Dataset items:
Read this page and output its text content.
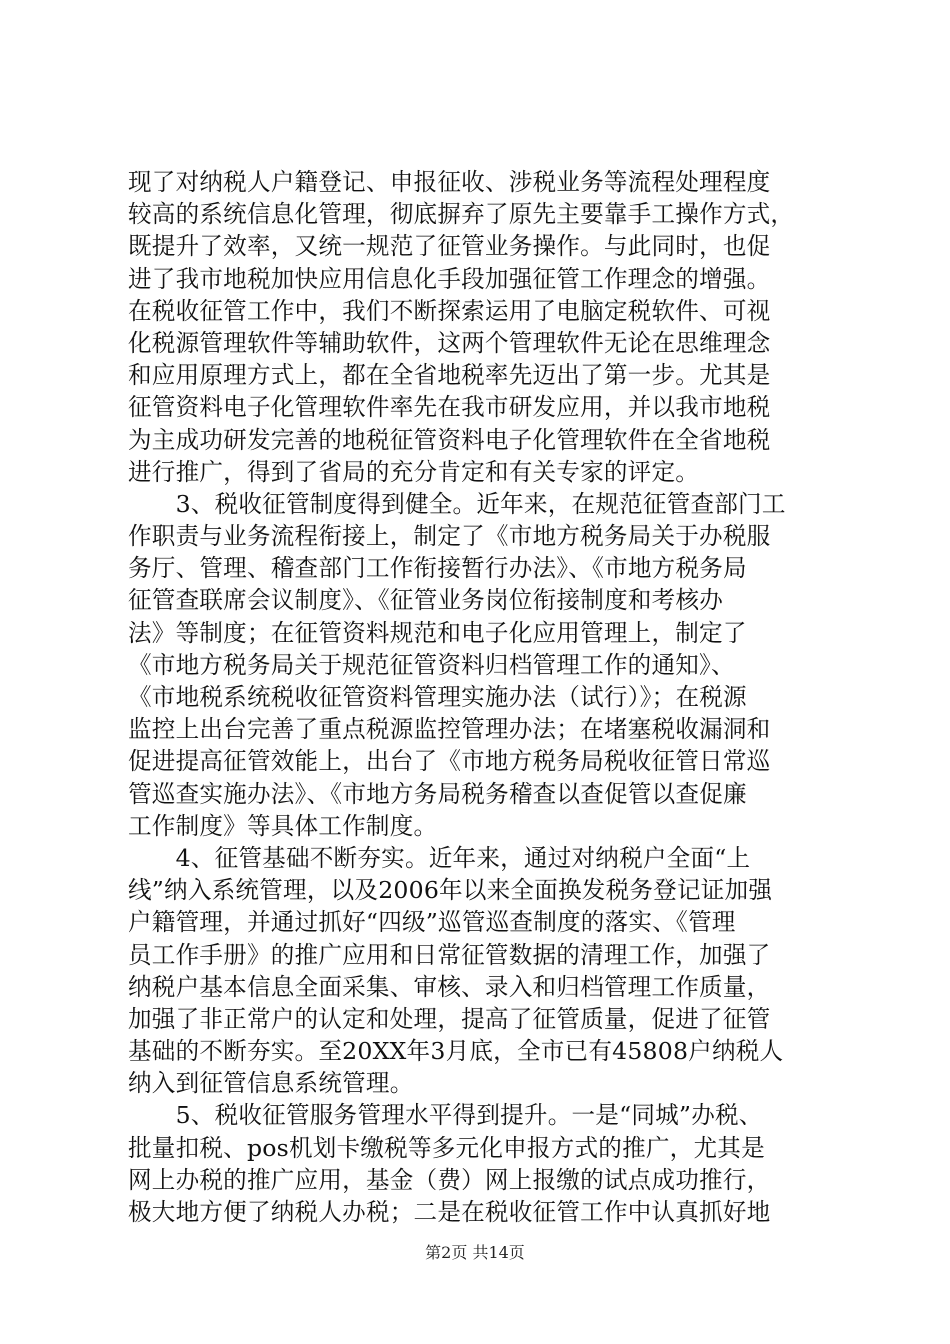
现了对纳税人户籍登记、申报征收、涉税业务等流程处理程度
较高的系统信息化管理，彻底摒弃了原先主要靠手工操作方式，
既提升了效率，又统一规范了征管业务操作。与此同时，也促
进了我市地税加快应用信息化手段加强征管工作理念的增强。
在税收征管工作中，我们不断探索运用了电脑定税软件、可视
化税源管理软件等辅助软件，这两个管理软件无论在思维理念
和应用原理方式上，都在全省地税率先迈出了第一步。尤其是
征管资料电子化管理软件率先在我市研发应用，并以我市地税
为主成功研发完善的地税征管资料电子化管理软件在全省地税
进行推广，得到了省局的充分肯定和有关专家的评定。
　　3、税收征管制度得到健全。近年来，在规范征管查部门工
作职责与业务流程衔接上，制定了《市地方税务局关于办税服
务厅、管理、稽查部门工作衔接暂行办法》、《市地方税务局
征管查联席会议制度》、《征管业务岗位衔接制度和考核办
法》等制度；在征管资料规范和电子化应用管理上，制定了
《市地方税务局关于规范征管资料归档管理工作的通知》、
《市地税系统税收征管资料管理实施办法（试行）》；在税源
监控上出台完善了重点税源监控管理办法；在堵塞税收漏洞和
促进提高征管效能上，出台了《市地方税务局税收征管日常巡
管巡查实施办法》、《市地方务局税务稽查以查促管以查促廉
工作制度》等具体工作制度。
　　4、征管基础不断夯实。近年来，通过对纳税户全面“上
线”纳入系统管理，以及2006年以来全面换发税务登记证加强
户籍管理，并通过抓好“四级”巡管巡查制度的落实、《管理
员工作手册》的推广应用和日常征管数据的清理工作，加强了
纳税户基本信息全面采集、审核、录入和归档管理工作质量，
加强了非正常户的认定和处理，提高了征管质量，促进了征管
基础的不断夯实。至20XX年3月底，全市已有45808户纳税人
纳入到征管信息系统管理。
　　5、税收征管服务管理水平得到提升。一是“同城”办税、
批量扣税、pos机划卡缴税等多元化申报方式的推广，尤其是
网上办税的推广应用，基金（费）网上报缴的试点成功推行，
极大地方便了纳税人办税；二是在税收征管工作中认真抓好地
第2页 共14页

**Requirement**
Reproduce the material word for word, minus the images.

**Task output**
Read this page and output its text content.
现了对纳税人户籍登记、申报征收、涉税业务等流程处理程度
较高的系统信息化管理，彻底摒弃了原先主要靠手工操作方式，
既提升了效率，又统一规范了征管业务操作。与此同时，也促
进了我市地税加快应用信息化手段加强征管工作理念的增强。
在税收征管工作中，我们不断探索运用了电脑定税软件、可视
化税源管理软件等辅助软件，这两个管理软件无论在思维理念
和应用原理方式上，都在全省地税率先迈出了第一步。尤其是
征管资料电子化管理软件率先在我市研发应用，并以我市地税
为主成功研发完善的地税征管资料电子化管理软件在全省地税
进行推广，得到了省局的充分肯定和有关专家的评定。
　　3、税收征管制度得到健全。近年来，在规范征管查部门工
作职责与业务流程衔接上，制定了《市地方税务局关于办税服
务厅、管理、稽查部门工作衔接暂行办法》、《市地方税务局
征管查联席会议制度》、《征管业务岗位衔接制度和考核办
法》等制度；在征管资料规范和电子化应用管理上，制定了
《市地方税务局关于规范征管资料归档管理工作的通知》、
《市地税系统税收征管资料管理实施办法（试行）》；在税源
监控上出台完善了重点税源监控管理办法；在堵塞税收漏洞和
促进提高征管效能上，出台了《市地方税务局税收征管日常巡
管巡查实施办法》、《市地方务局税务稽查以查促管以查促廉
工作制度》等具体工作制度。
　　4、征管基础不断夯实。近年来，通过对纳税户全面“上
线”纳入系统管理，以及2006年以来全面换发税务登记证加强
户籍管理，并通过抓好“四级”巡管巡查制度的落实、《管理
员工作手册》的推广应用和日常征管数据的清理工作，加强了
纳税户基本信息全面采集、审核、录入和归档管理工作质量，
加强了非正常户的认定和处理，提高了征管质量，促进了征管
基础的不断夯实。至20XX年3月底，全市已有45808户纳税人
纳入到征管信息系统管理。
　　5、税收征管服务管理水平得到提升。一是“同城”办税、
批量扣税、pos机划卡缴税等多元化申报方式的推广，尤其是
网上办税的推广应用，基金（费）网上报缴的试点成功推行，
极大地方便了纳税人办税；二是在税收征管工作中认真抓好地
第2页 共14页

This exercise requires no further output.